Required work:
Count how many lines contain the word "carries". Respond with the number alone.

Data rows:
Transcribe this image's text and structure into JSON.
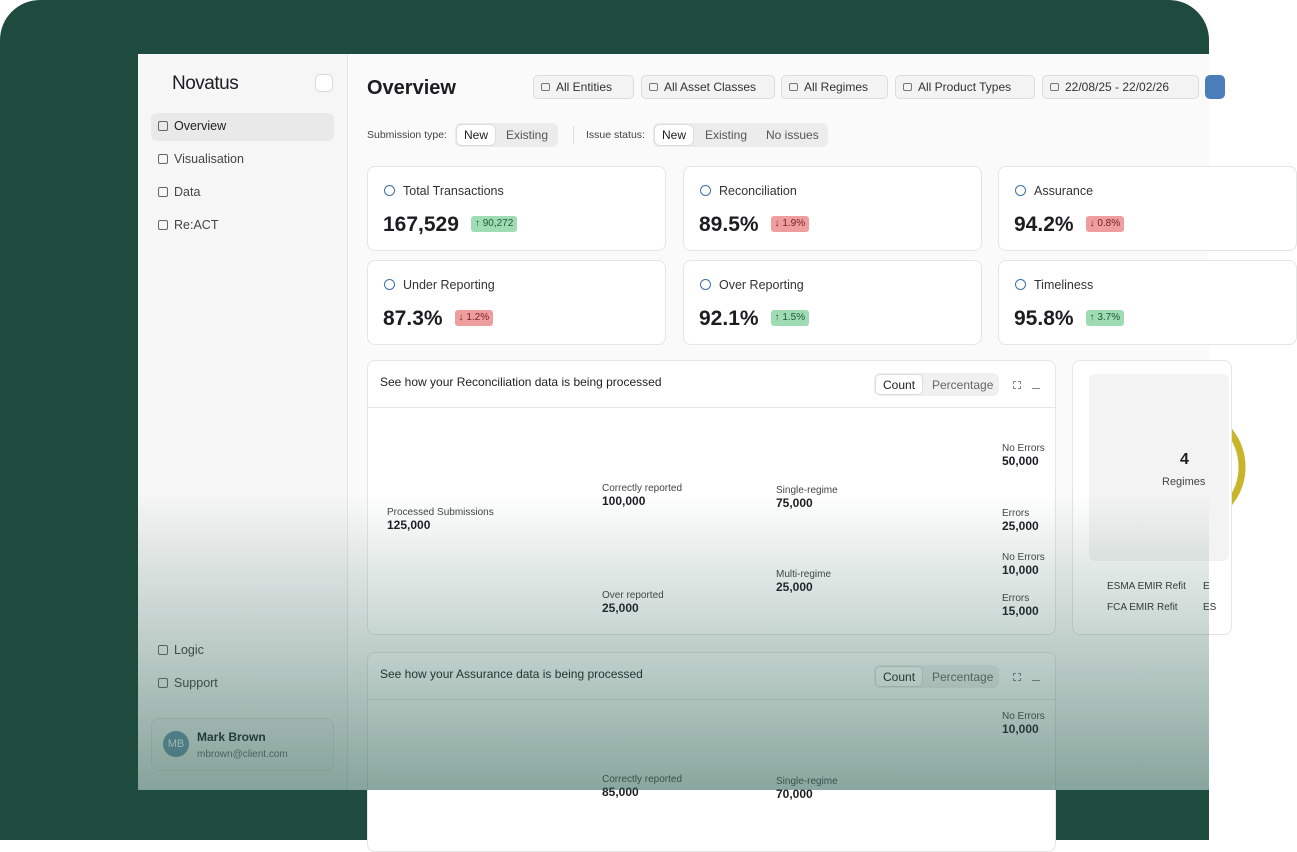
{
  "sidebar": {
    "brand": "Novatus",
    "nav": [
      "Overview",
      "Visualisation",
      "Data",
      "Re:ACT"
    ],
    "footer_nav": [
      "Logic",
      "Support"
    ],
    "user": {
      "initials": "MB",
      "name": "Mark Brown",
      "email": "mbrown@client.com"
    }
  },
  "header": {
    "title": "Overview",
    "filters": [
      "All Entities",
      "All Asset Classes",
      "All Regimes",
      "All Product Types",
      "22/08/25 - 22/02/26"
    ]
  },
  "toggles": [
    {
      "label": "Submission type:",
      "options": [
        "New",
        "Existing"
      ]
    },
    {
      "label": "Issue status:",
      "options": [
        "New",
        "Existing",
        "No issues"
      ]
    }
  ],
  "kpis": [
    {
      "title": "Total Transactions",
      "value": "167,529",
      "delta": "↑ 90,272"
    },
    {
      "title": "Reconciliation",
      "value": "89.5%",
      "delta": "↓ 1.9%"
    },
    {
      "title": "Assurance",
      "value": "94.2%",
      "delta": "↓ 0.8%"
    },
    {
      "title": "Under Reporting",
      "value": "87.3%",
      "delta": "↓ 1.2%"
    },
    {
      "title": "Over Reporting",
      "value": "92.1%",
      "delta": "↑ 1.5%"
    },
    {
      "title": "Timeliness",
      "value": "95.8%",
      "delta": "↑ 3.7%"
    }
  ],
  "panels": [
    {
      "title": "See how your Reconciliation data is being processed",
      "modes": [
        "Count",
        "Percentage"
      ],
      "nodes": [
        {
          "label": "Processed Submissions",
          "value": "125,000"
        },
        {
          "label": "Correctly reported",
          "value": "100,000"
        },
        {
          "label": "Over reported",
          "value": "25,000"
        },
        {
          "label": "Single-regime",
          "value": "75,000"
        },
        {
          "label": "Multi-regime",
          "value": "25,000"
        },
        {
          "label": "No Errors",
          "value": "50,000"
        },
        {
          "label": "Errors",
          "value": "25,000"
        },
        {
          "label": "No Errors",
          "value": "10,000"
        },
        {
          "label": "Errors",
          "value": "15,000"
        }
      ]
    },
    {
      "title": "See how your Assurance data is being processed",
      "modes": [
        "Count",
        "Percentage"
      ],
      "nodes": [
        {
          "label": "No Errors",
          "value": "10,000"
        },
        {
          "label": "Correctly reported",
          "value": "85,000"
        },
        {
          "label": "Single-regime",
          "value": "70,000"
        }
      ]
    }
  ],
  "regimes": {
    "count": "4",
    "label": "Regimes",
    "legend": [
      "ESMA EMIR Refit",
      "E",
      "FCA EMIR Refit",
      "ES"
    ]
  }
}
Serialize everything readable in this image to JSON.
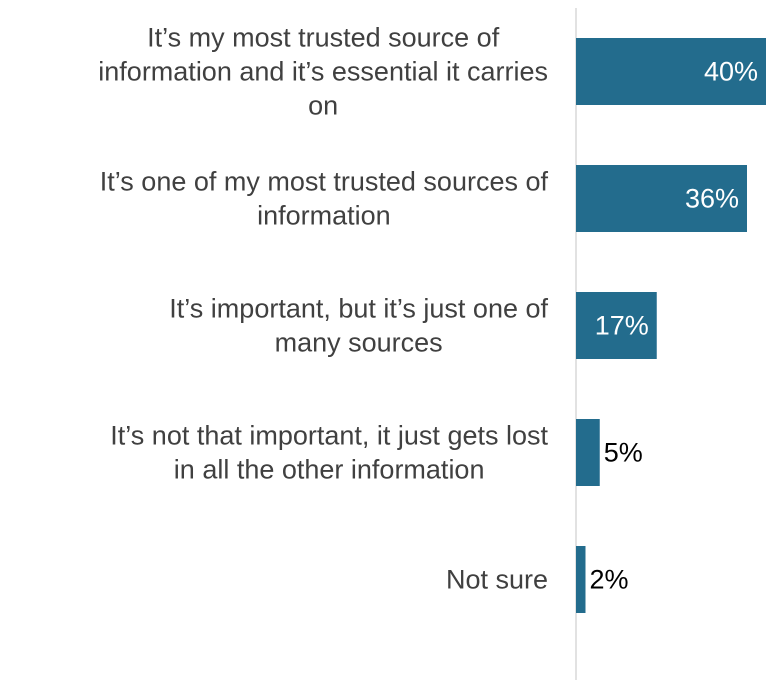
{
  "chart_data": {
    "type": "bar",
    "orientation": "horizontal",
    "categories": [
      "It’s my most trusted source of information and it’s essential it carries on",
      "It’s one of my most trusted sources of information",
      "It’s important, but it’s just one of many sources",
      "It’s not that important, it just gets lost in all the other information",
      "Not sure"
    ],
    "category_lines": [
      [
        "It’s my most trusted source of",
        "information and it’s essential it carries",
        "on"
      ],
      [
        "It’s one of my most trusted sources of",
        "information"
      ],
      [
        "It’s important, but it’s just one of",
        "many sources"
      ],
      [
        "It’s not that important, it just gets lost",
        "in all the other information"
      ],
      [
        "Not sure"
      ]
    ],
    "values": [
      40,
      36,
      17,
      5,
      2
    ],
    "value_labels": [
      "40%",
      "36%",
      "17%",
      "5%",
      "2%"
    ],
    "xlim": [
      0,
      40
    ],
    "grid": false,
    "legend": "none",
    "colors": {
      "bar": "#236c8d",
      "axis": "#d9d9d9",
      "category_text": "#404040",
      "label_inside": "#ffffff",
      "label_outside": "#000000"
    }
  }
}
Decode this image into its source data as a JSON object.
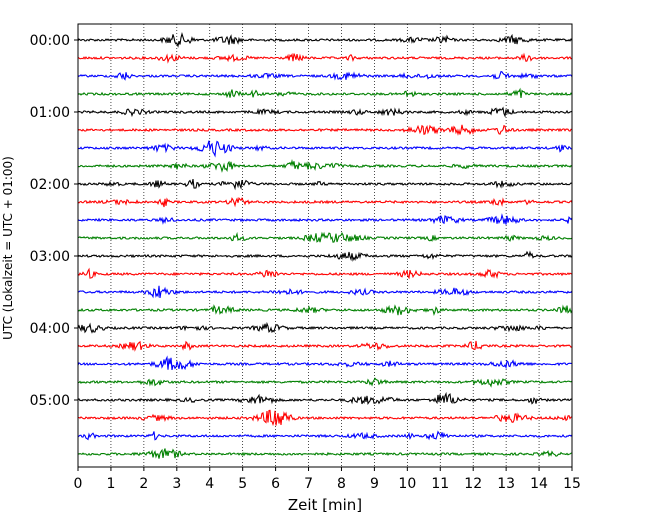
{
  "chart_data": {
    "type": "line",
    "title": "",
    "xlabel": "Zeit  [min]",
    "ylabel": "UTC (Lokalzeit = UTC + 01:00)",
    "xlim": [
      0,
      15
    ],
    "x_ticks": [
      "0",
      "1",
      "2",
      "3",
      "4",
      "5",
      "6",
      "7",
      "8",
      "9",
      "10",
      "11",
      "12",
      "13",
      "14",
      "15"
    ],
    "y_ticks": [
      "00:00",
      "01:00",
      "02:00",
      "03:00",
      "04:00",
      "05:00"
    ],
    "grid": "vertical dotted",
    "trace_colors": [
      "#000000",
      "#ff0000",
      "#0000ff",
      "#008000"
    ],
    "trace_count": 24,
    "trace_interval_min": 15
  }
}
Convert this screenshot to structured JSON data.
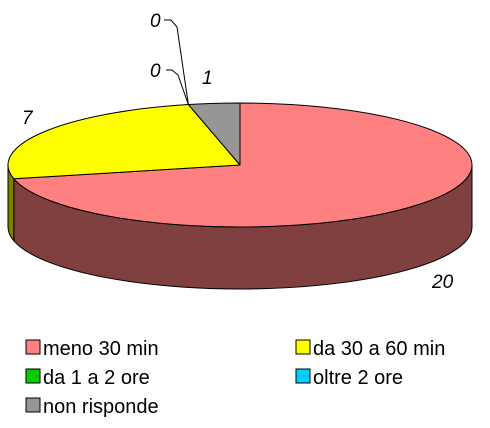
{
  "chart_data": {
    "type": "pie",
    "three_d": true,
    "categories": [
      "meno 30 min",
      "da 30 a 60 min",
      "da 1 a 2 ore",
      "oltre 2 ore",
      "non risponde"
    ],
    "values": [
      20,
      7,
      0,
      0,
      1
    ],
    "colors": [
      "#FF8080",
      "#FFFF00",
      "#00CC00",
      "#00CCFF",
      "#969696"
    ],
    "side_colors": [
      "#804040",
      "#808000",
      "#006600",
      "#006680",
      "#4B4B4B"
    ],
    "data_labels": [
      "20",
      "7",
      "0",
      "0",
      "1"
    ],
    "legend_position": "bottom",
    "title": ""
  }
}
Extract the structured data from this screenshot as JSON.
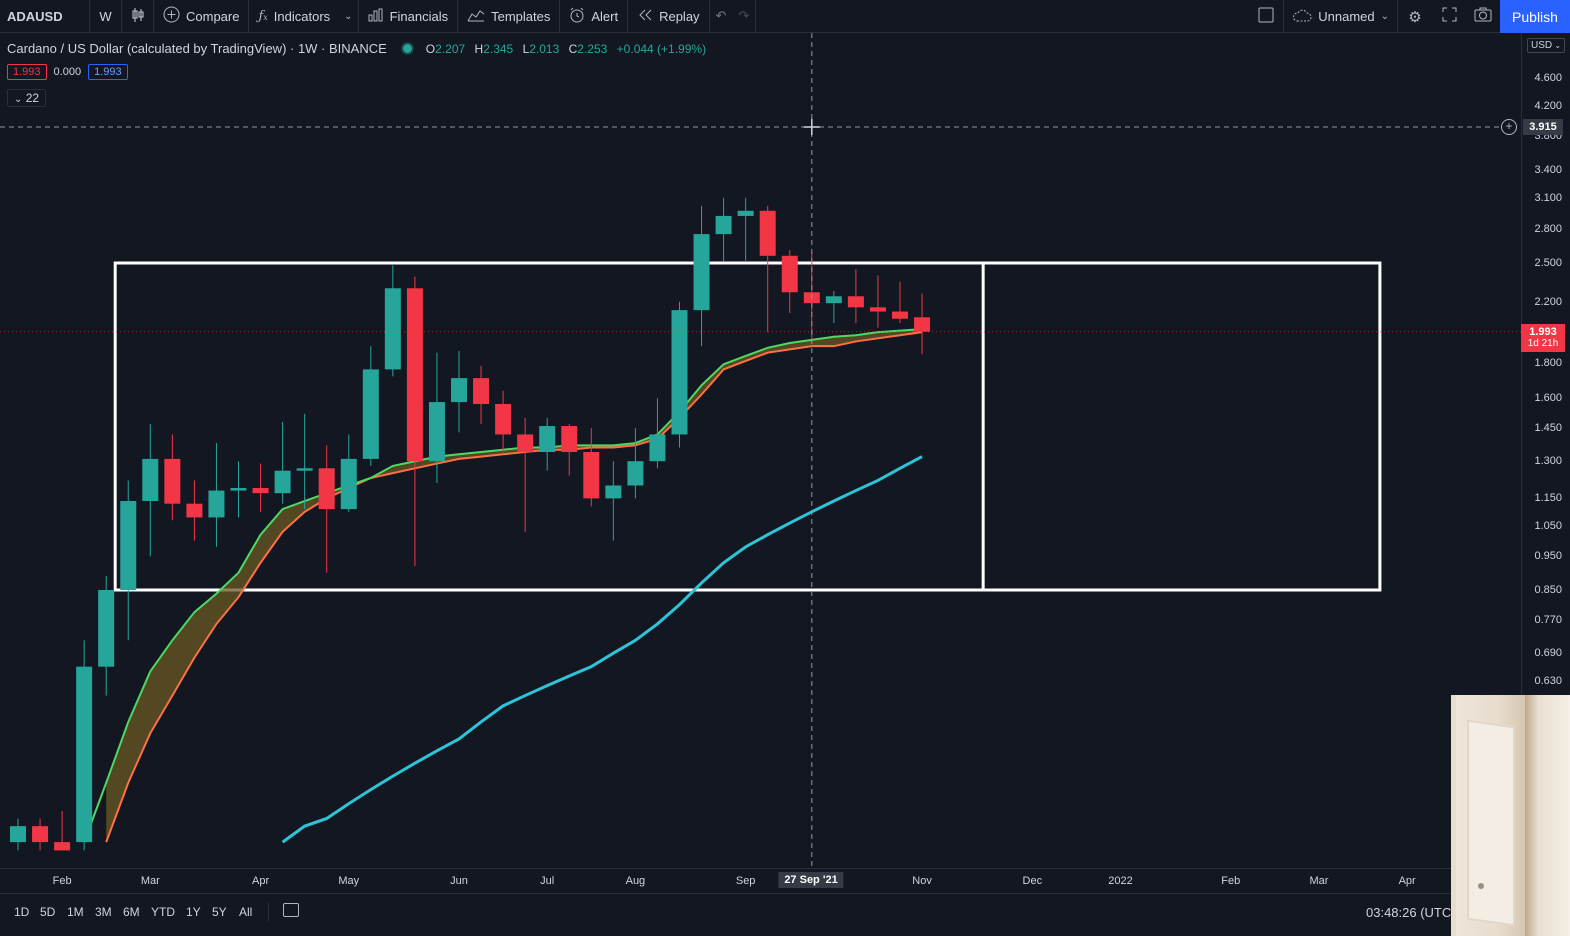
{
  "toolbar": {
    "symbol": "ADAUSD",
    "interval": "W",
    "compare_label": "Compare",
    "indicators_label": "Indicators",
    "financials_label": "Financials",
    "templates_label": "Templates",
    "alert_label": "Alert",
    "replay_label": "Replay",
    "layout_name": "Unnamed",
    "publish_label": "Publish"
  },
  "legend": {
    "title": "Cardano / US Dollar (calculated by TradingView) · 1W · BINANCE",
    "open_key": "O",
    "open": "2.207",
    "high_key": "H",
    "high": "2.345",
    "low_key": "L",
    "low": "2.013",
    "close_key": "C",
    "close": "2.253",
    "change": "+0.044 (+1.99%)",
    "indicator_values": [
      "1.993",
      "0.000",
      "1.993"
    ],
    "collapsed_count": "22"
  },
  "price_axis": {
    "currency": "USD",
    "crosshair_price": "3.915",
    "current_price": "1.993",
    "countdown": "1d 21h"
  },
  "time_axis": {
    "crosshair_date": "27 Sep '21"
  },
  "bottom": {
    "ranges": [
      "1D",
      "5D",
      "1M",
      "3M",
      "6M",
      "YTD",
      "1Y",
      "5Y",
      "All"
    ],
    "clock": "03:48:26 (UTC)"
  },
  "colors": {
    "background": "#131722",
    "up": "#26a69a",
    "down": "#f23645",
    "ema_fast": "#4cd964",
    "ema_slow": "#ff7043",
    "ribbon": "#6b5a23",
    "ma_long": "#2ec4d8",
    "rectangle": "#ffffff",
    "accent": "#2962ff"
  },
  "chart_data": {
    "type": "candlestick",
    "scale": "log",
    "x_labels": [
      "Feb",
      "Mar",
      "Apr",
      "May",
      "Jun",
      "Jul",
      "Aug",
      "Sep",
      "Nov",
      "Dec",
      "2022",
      "Feb",
      "Mar",
      "Apr"
    ],
    "y_ticks": [
      0.63,
      0.69,
      0.77,
      0.85,
      0.95,
      1.05,
      1.15,
      1.3,
      1.45,
      1.6,
      1.8,
      2.0,
      2.2,
      2.5,
      2.8,
      3.1,
      3.4,
      3.8,
      4.2,
      4.6
    ],
    "ylim": [
      0.37,
      5.1
    ],
    "weeks_from_first": [
      0,
      1,
      2,
      3,
      4,
      5,
      6,
      7,
      8,
      9,
      10,
      11,
      12,
      13,
      14,
      15,
      16,
      17,
      18,
      19,
      20,
      21,
      22,
      23,
      24,
      25,
      26,
      27,
      28,
      29,
      30,
      31,
      32,
      33,
      34,
      35,
      36,
      37,
      38,
      39,
      40,
      41
    ],
    "candles": [
      {
        "o": 0.37,
        "h": 0.4,
        "l": 0.36,
        "c": 0.39
      },
      {
        "o": 0.39,
        "h": 0.4,
        "l": 0.36,
        "c": 0.37
      },
      {
        "o": 0.37,
        "h": 0.41,
        "l": 0.36,
        "c": 0.36
      },
      {
        "o": 0.37,
        "h": 0.72,
        "l": 0.36,
        "c": 0.66
      },
      {
        "o": 0.66,
        "h": 0.89,
        "l": 0.6,
        "c": 0.85
      },
      {
        "o": 0.85,
        "h": 1.22,
        "l": 0.72,
        "c": 1.14
      },
      {
        "o": 1.14,
        "h": 1.47,
        "l": 0.95,
        "c": 1.31
      },
      {
        "o": 1.31,
        "h": 1.42,
        "l": 1.07,
        "c": 1.13
      },
      {
        "o": 1.13,
        "h": 1.22,
        "l": 1.0,
        "c": 1.08
      },
      {
        "o": 1.08,
        "h": 1.38,
        "l": 0.98,
        "c": 1.18
      },
      {
        "o": 1.18,
        "h": 1.3,
        "l": 1.08,
        "c": 1.19
      },
      {
        "o": 1.19,
        "h": 1.29,
        "l": 1.1,
        "c": 1.17
      },
      {
        "o": 1.17,
        "h": 1.48,
        "l": 1.13,
        "c": 1.26
      },
      {
        "o": 1.26,
        "h": 1.52,
        "l": 1.11,
        "c": 1.27
      },
      {
        "o": 1.27,
        "h": 1.37,
        "l": 0.9,
        "c": 1.11
      },
      {
        "o": 1.11,
        "h": 1.42,
        "l": 1.1,
        "c": 1.31
      },
      {
        "o": 1.31,
        "h": 1.9,
        "l": 1.28,
        "c": 1.76
      },
      {
        "o": 1.76,
        "h": 2.48,
        "l": 1.72,
        "c": 2.3
      },
      {
        "o": 2.3,
        "h": 2.39,
        "l": 0.92,
        "c": 1.3
      },
      {
        "o": 1.3,
        "h": 1.86,
        "l": 1.21,
        "c": 1.58
      },
      {
        "o": 1.58,
        "h": 1.87,
        "l": 1.43,
        "c": 1.71
      },
      {
        "o": 1.71,
        "h": 1.78,
        "l": 1.47,
        "c": 1.57
      },
      {
        "o": 1.57,
        "h": 1.64,
        "l": 1.34,
        "c": 1.42
      },
      {
        "o": 1.42,
        "h": 1.5,
        "l": 1.03,
        "c": 1.34
      },
      {
        "o": 1.34,
        "h": 1.5,
        "l": 1.26,
        "c": 1.46
      },
      {
        "o": 1.46,
        "h": 1.47,
        "l": 1.24,
        "c": 1.34
      },
      {
        "o": 1.34,
        "h": 1.45,
        "l": 1.12,
        "c": 1.15
      },
      {
        "o": 1.15,
        "h": 1.3,
        "l": 1.0,
        "c": 1.2
      },
      {
        "o": 1.2,
        "h": 1.45,
        "l": 1.15,
        "c": 1.3
      },
      {
        "o": 1.3,
        "h": 1.6,
        "l": 1.27,
        "c": 1.42
      },
      {
        "o": 1.42,
        "h": 2.2,
        "l": 1.36,
        "c": 2.14
      },
      {
        "o": 2.14,
        "h": 3.02,
        "l": 1.9,
        "c": 2.75
      },
      {
        "o": 2.75,
        "h": 3.1,
        "l": 2.51,
        "c": 2.92
      },
      {
        "o": 2.92,
        "h": 3.1,
        "l": 2.52,
        "c": 2.97
      },
      {
        "o": 2.97,
        "h": 3.02,
        "l": 1.99,
        "c": 2.56
      },
      {
        "o": 2.56,
        "h": 2.61,
        "l": 2.12,
        "c": 2.27
      },
      {
        "o": 2.27,
        "h": 2.58,
        "l": 1.92,
        "c": 2.19
      },
      {
        "o": 2.19,
        "h": 2.28,
        "l": 2.05,
        "c": 2.24
      },
      {
        "o": 2.24,
        "h": 2.45,
        "l": 2.05,
        "c": 2.16
      },
      {
        "o": 2.16,
        "h": 2.4,
        "l": 2.02,
        "c": 2.13
      },
      {
        "o": 2.13,
        "h": 2.35,
        "l": 2.05,
        "c": 2.08
      },
      {
        "o": 2.09,
        "h": 2.26,
        "l": 1.85,
        "c": 1.993
      }
    ],
    "series": [
      {
        "values": [
          null,
          null,
          null,
          0.37,
          0.45,
          0.55,
          0.65,
          0.72,
          0.79,
          0.84,
          0.9,
          1.02,
          1.11,
          1.14,
          1.17,
          1.2,
          1.23,
          1.28,
          1.3,
          1.32,
          1.33,
          1.34,
          1.35,
          1.36,
          1.36,
          1.37,
          1.37,
          1.37,
          1.38,
          1.42,
          1.53,
          1.67,
          1.79,
          1.84,
          1.89,
          1.92,
          1.94,
          1.96,
          1.97,
          1.99,
          2.0,
          2.01
        ]
      },
      {
        "values": [
          null,
          null,
          null,
          null,
          0.37,
          0.45,
          0.53,
          0.6,
          0.68,
          0.76,
          0.83,
          0.93,
          1.03,
          1.1,
          1.15,
          1.19,
          1.23,
          1.25,
          1.27,
          1.29,
          1.31,
          1.32,
          1.33,
          1.34,
          1.35,
          1.35,
          1.36,
          1.36,
          1.37,
          1.4,
          1.5,
          1.62,
          1.76,
          1.81,
          1.86,
          1.88,
          1.9,
          1.9,
          1.93,
          1.95,
          1.97,
          1.99
        ]
      },
      {
        "values": [
          null,
          null,
          null,
          null,
          null,
          null,
          null,
          null,
          null,
          null,
          null,
          null,
          0.37,
          0.39,
          0.4,
          0.42,
          0.44,
          0.46,
          0.48,
          0.5,
          0.52,
          0.55,
          0.58,
          0.6,
          0.62,
          0.64,
          0.66,
          0.69,
          0.72,
          0.76,
          0.81,
          0.87,
          0.93,
          0.98,
          1.02,
          1.06,
          1.1,
          1.14,
          1.18,
          1.22,
          1.27,
          1.32
        ]
      }
    ],
    "rectangle": {
      "top": 2.5,
      "bottom": 0.85,
      "from_week": 4,
      "to_week": 58,
      "divider_week": 43
    },
    "crosshair": {
      "price": 3.915,
      "week": 36
    }
  }
}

Written answer:
2